AIM: Copy the lines from the very first one through the line containing "- chart-title-revenues: Revenues", swapping every "x-tick-label" for "x-axis-label" and leaving everything else unchanged. Give only those lines.

EXERCISE DATA:
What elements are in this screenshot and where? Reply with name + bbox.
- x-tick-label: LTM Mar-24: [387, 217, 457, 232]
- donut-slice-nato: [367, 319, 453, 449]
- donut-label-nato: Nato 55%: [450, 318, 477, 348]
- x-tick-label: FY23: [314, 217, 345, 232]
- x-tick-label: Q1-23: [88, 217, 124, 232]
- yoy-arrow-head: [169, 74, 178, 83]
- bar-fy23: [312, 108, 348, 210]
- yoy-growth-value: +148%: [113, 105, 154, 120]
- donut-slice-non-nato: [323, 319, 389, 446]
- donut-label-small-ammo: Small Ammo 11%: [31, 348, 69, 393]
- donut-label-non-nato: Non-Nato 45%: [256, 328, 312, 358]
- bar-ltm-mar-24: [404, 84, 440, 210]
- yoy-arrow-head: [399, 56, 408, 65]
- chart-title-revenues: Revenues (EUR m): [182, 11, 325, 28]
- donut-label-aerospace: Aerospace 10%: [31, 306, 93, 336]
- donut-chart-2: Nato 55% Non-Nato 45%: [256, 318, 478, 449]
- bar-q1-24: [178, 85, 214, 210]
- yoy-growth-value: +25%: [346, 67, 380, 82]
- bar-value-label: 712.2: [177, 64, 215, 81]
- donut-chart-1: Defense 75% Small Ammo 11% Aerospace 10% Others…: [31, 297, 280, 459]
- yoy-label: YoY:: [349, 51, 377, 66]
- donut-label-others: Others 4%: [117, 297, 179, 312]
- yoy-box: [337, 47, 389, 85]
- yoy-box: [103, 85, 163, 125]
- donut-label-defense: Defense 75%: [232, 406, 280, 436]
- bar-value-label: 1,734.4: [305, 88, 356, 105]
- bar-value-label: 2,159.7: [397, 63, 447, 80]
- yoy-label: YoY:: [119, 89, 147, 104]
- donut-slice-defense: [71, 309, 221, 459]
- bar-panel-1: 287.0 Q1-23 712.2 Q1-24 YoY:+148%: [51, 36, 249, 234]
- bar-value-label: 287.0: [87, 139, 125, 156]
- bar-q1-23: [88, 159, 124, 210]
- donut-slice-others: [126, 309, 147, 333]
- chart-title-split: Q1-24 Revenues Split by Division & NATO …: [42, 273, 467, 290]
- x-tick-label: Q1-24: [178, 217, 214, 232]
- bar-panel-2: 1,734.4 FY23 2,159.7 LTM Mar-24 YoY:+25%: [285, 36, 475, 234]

REPLY:
What elements are in this screenshot and where? Reply with name + bbox.
- x-axis-label: LTM Mar-24: [387, 217, 457, 232]
- donut-slice-nato: [367, 319, 453, 449]
- donut-label-nato: Nato 55%: [450, 318, 477, 348]
- x-axis-label: FY23: [314, 217, 345, 232]
- x-axis-label: Q1-23: [88, 217, 124, 232]
- yoy-arrow-head: [169, 74, 178, 83]
- bar-fy23: [312, 108, 348, 210]
- yoy-growth-value: +148%: [113, 105, 154, 120]
- donut-slice-non-nato: [323, 319, 389, 446]
- donut-label-small-ammo: Small Ammo 11%: [31, 348, 69, 393]
- donut-label-non-nato: Non-Nato 45%: [256, 328, 312, 358]
- bar-ltm-mar-24: [404, 84, 440, 210]
- yoy-arrow-head: [399, 56, 408, 65]
- chart-title-revenues: Revenues (EUR m): [182, 11, 325, 28]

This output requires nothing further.